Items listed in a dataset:

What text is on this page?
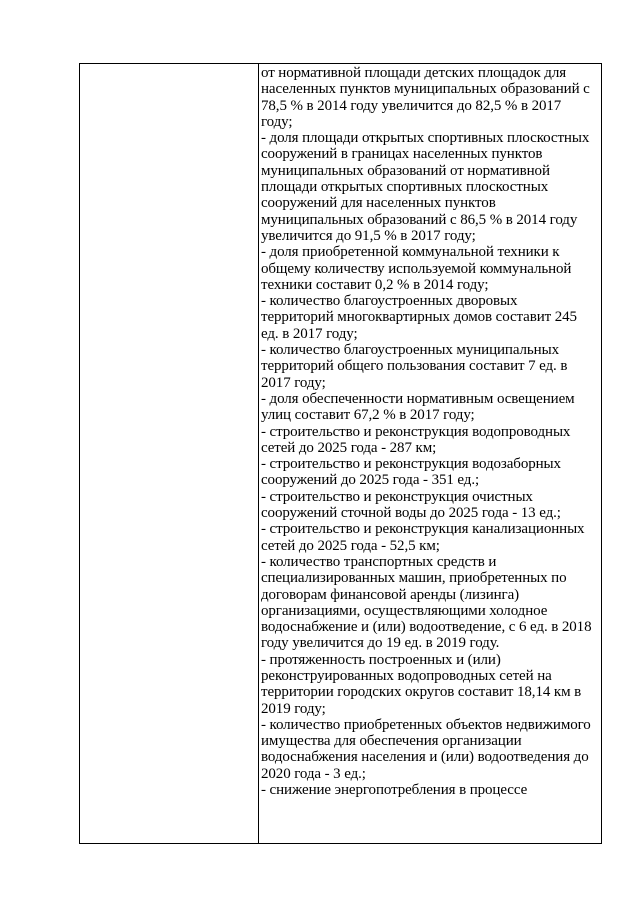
от нормативной площади детских площадок для

населенных пунктов муниципальных образований с

78,5 % в 2014 году увеличится до 82,5 % в 2017

году;

- доля площади открытых спортивных плоскостных

сооружений в границах населенных пунктов

муниципальных образований от нормативной

площади открытых спортивных плоскостных

сооружений для населенных пунктов

муниципальных образований с 86,5 % в 2014 году

увеличится до 91,5 % в 2017 году;

- доля приобретенной коммунальной техники к

общему количеству используемой коммунальной

техники составит 0,2 % в 2014 году;

- количество благоустроенных дворовых

территорий многоквартирных домов составит 245

ед. в 2017 году;

- количество благоустроенных муниципальных

территорий общего пользования составит 7 ед. в

2017 году;

- доля обеспеченности нормативным освещением

улиц составит 67,2 % в 2017 году;

- строительство и реконструкция водопроводных

сетей до 2025 года - 287 км;

- строительство и реконструкция водозаборных

сооружений до 2025 года - 351 ед.;

- строительство и реконструкция очистных

сооружений сточной воды до 2025 года - 13 ед.;

- строительство и реконструкция канализационных

сетей до 2025 года - 52,5 км;

- количество транспортных средств и

специализированных машин, приобретенных по

договорам финансовой аренды (лизинга)

организациями, осуществляющими холодное

водоснабжение и (или) водоотведение, с 6 ед. в 2018

году увеличится до 19 ед. в 2019 году.

- протяженность построенных и (или)

реконструированных водопроводных сетей на

территории городских округов составит 18,14 км в

2019 году;

- количество приобретенных объектов недвижимого

имущества для обеспечения организации

водоснабжения населения и (или) водоотведения до

2020 года - 3 ед.;

- снижение энергопотребления в процессе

== The problem ==
Which lines in the records above contain the string "плоскостных"? Copy each one.

== Exercise response ==
- доля площади открытых спортивных плоскостных
площади открытых спортивных плоскостных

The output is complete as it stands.